━━━ RECORDED DATA

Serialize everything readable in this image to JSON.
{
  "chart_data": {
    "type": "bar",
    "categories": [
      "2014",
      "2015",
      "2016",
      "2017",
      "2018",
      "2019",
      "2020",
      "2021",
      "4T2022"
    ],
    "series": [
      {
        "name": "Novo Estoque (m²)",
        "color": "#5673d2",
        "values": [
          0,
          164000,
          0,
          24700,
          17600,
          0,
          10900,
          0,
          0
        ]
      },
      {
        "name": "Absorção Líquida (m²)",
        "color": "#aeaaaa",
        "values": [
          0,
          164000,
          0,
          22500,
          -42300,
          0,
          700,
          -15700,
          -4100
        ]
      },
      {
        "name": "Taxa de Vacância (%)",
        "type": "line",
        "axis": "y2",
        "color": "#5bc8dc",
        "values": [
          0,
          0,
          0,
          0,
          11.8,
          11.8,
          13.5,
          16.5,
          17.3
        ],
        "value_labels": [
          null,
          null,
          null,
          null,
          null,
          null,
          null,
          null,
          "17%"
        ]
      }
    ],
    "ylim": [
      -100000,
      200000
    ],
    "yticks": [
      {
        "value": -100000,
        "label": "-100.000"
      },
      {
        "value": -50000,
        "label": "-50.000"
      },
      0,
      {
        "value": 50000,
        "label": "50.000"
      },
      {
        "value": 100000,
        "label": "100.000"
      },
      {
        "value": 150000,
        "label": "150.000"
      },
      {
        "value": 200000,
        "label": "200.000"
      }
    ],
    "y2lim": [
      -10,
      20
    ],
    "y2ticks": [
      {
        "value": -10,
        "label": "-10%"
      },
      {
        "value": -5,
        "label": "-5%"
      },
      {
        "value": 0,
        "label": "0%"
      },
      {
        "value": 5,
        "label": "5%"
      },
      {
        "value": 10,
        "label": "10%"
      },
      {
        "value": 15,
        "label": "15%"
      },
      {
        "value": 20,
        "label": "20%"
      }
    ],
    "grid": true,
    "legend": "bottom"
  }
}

━━━━━━

TASK INSTRUCTIONS:
Where a line above holds the string "name", show that line.

EXERCISE SOLUTION:
        "name": "Novo Estoque (m²)",
        "name": "Absorção Líquida (m²)",
        "name": "Taxa de Vacância (%)",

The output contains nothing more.